▸ What to work on
Repeat each entry as written, dropping any picture you find.
++++ Material shown ++++
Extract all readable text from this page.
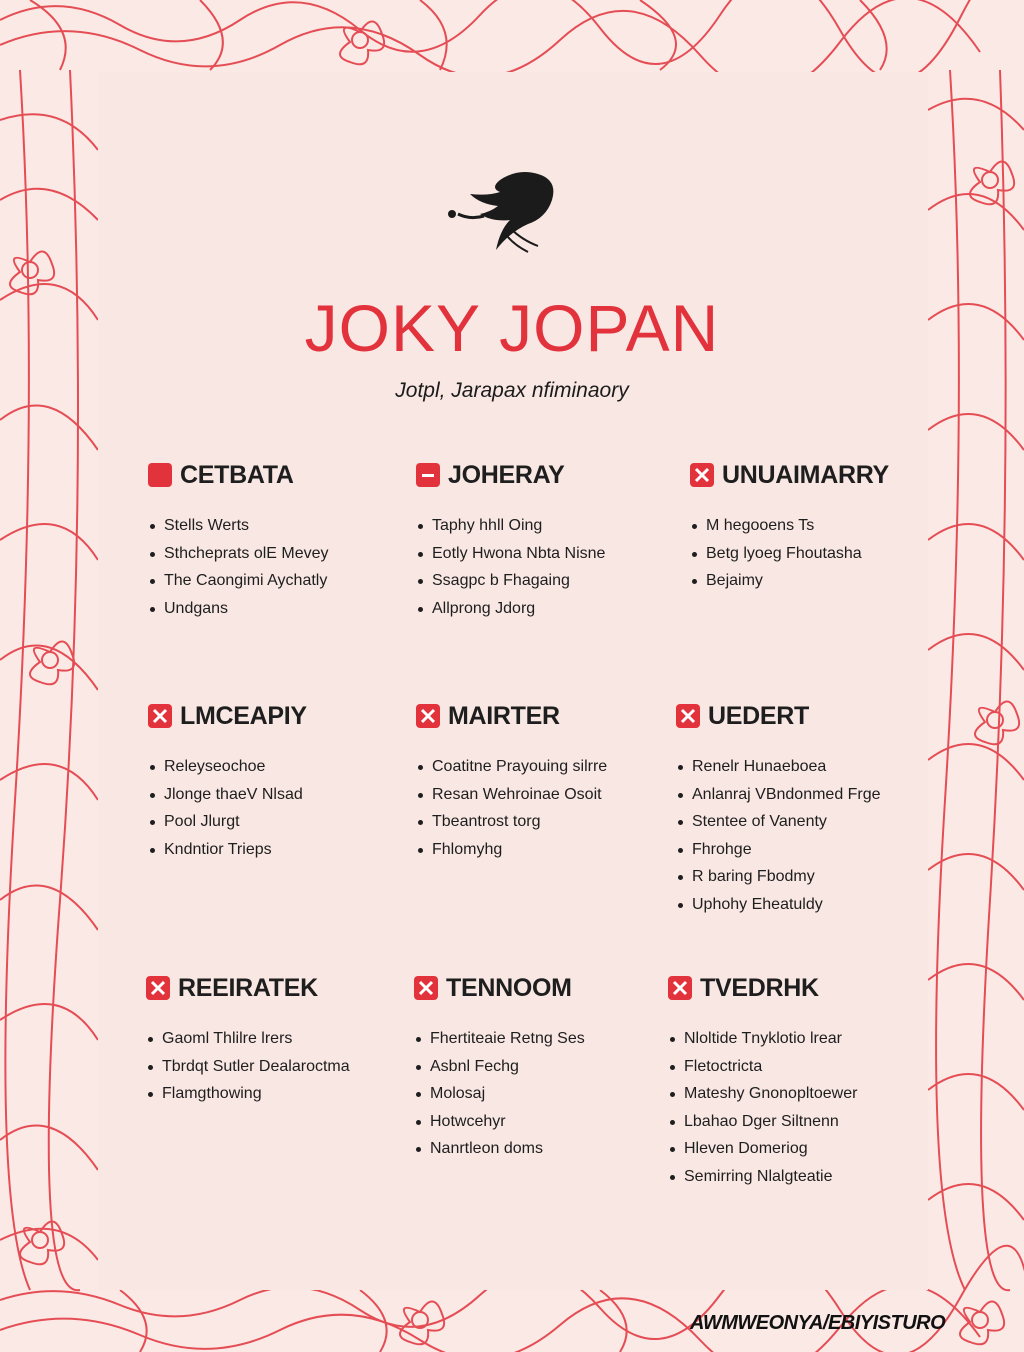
JOKY JOPAN
Jotpl, Jarapax nfiminaory
CETBATA
Stells Werts
Sthcheprats olE Mevey
The Caongimi Aychatly
Undgans
JOHERAY
Taphy hhll Oing
Eotly Hwona Nbta Nisne
Ssagpc b Fhagaing
Allprong Jdorg
UNUAIMARRY
M hegooens Ts
Betg lyoeg Fhoutasha
Bejaimy
LMCEAPIY
Releyseochoe
Jlonge thaeV Nlsad
Pool Jlurgt
Kndntior Trieps
MAIRTER
Coatitne Prayouing silrre
Resan Wehroinae Osoit
Tbeantrost torg
Fhlomyhg
UEDERT
Renelr Hunaeboea
Anlanraj VBndonmed Frge
Stentee of Vanenty
Fhrohge
R baring Fbodmy
Uphohy Eheatuldy
REEIRATEK
Gaoml Thlilre lrers
Tbrdqt Sutler Dealaroctma
Flamgthowing
TENNOOM
Fhertiteaie Retng Ses
Asbnl Fechg
Molosaj
Hotwcehyr
Nanrtleon doms
TVEDRHK
Nloltide Tnyklotio lrear
Fletoctricta
Mateshy Gnonopltoewer
Lbahao Dger Siltnenn
Hleven Domeriog
Semirring Nlalgteatie
AWMWEONYA/EBIYISTURO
++++
▸ Response
Extract all readable text from this page.
JOKY JOPAN
Jotpl, Jarapax nfiminaory
CETBATA
Stells Werts
Sthcheprats olE Mevey
The Caongimi Aychatly
Undgans
JOHERAY
Taphy hhll Oing
Eotly Hwona Nbta Nisne
Ssagpc b Fhagaing
Allprong Jdorg
UNUAIMARRY
M hegooens Ts
Betg lyoeg Fhoutasha
Bejaimy
LMCEAPIY
Releyseochoe
Jlonge thaeV Nlsad
Pool Jlurgt
Kndntior Trieps
MAIRTER
Coatitne Prayouing silrre
Resan Wehroinae Osoit
Tbeantrost torg
Fhlomyhg
UEDERT
Renelr Hunaeboea
Anlanraj VBndonmed Frge
Stentee of Vanenty
Fhrohge
R baring Fbodmy
Uphohy Eheatuldy
REEIRATEK
Gaoml Thlilre lrers
Tbrdqt Sutler Dealaroctma
Flamgthowing
TENNOOM
Fhertiteaie Retng Ses
Asbnl Fechg
Molosaj
Hotwcehyr
Nanrtleon doms
TVEDRHK
Nloltide Tnyklotio lrear
Fletoctricta
Mateshy Gnonopltoewer
Lbahao Dger Siltnenn
Hleven Domeriog
Semirring Nlalgteatie
AWMWEONYA/EBIYISTURO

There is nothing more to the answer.